[DATA SUPPLIED]
"""
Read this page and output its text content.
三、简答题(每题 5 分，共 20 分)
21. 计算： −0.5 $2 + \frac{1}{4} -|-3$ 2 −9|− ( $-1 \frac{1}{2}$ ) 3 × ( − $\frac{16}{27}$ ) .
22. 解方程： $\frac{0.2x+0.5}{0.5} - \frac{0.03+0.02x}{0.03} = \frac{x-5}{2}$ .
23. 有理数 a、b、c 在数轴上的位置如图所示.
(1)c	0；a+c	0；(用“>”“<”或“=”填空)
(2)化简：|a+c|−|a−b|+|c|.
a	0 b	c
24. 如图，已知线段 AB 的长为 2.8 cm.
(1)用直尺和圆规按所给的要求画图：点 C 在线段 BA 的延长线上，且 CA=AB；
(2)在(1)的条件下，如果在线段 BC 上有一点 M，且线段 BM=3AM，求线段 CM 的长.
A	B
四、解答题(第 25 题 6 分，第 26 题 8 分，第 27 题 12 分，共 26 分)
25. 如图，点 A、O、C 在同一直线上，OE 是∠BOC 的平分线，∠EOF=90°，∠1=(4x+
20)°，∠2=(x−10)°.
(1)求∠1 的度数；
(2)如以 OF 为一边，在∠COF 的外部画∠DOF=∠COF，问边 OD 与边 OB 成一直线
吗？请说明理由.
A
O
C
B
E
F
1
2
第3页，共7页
"""
[GIVEN INSTRUCTION] Write down only the number of lines that contain the string "frac" in the listing.

[ANSWER BELOW] 2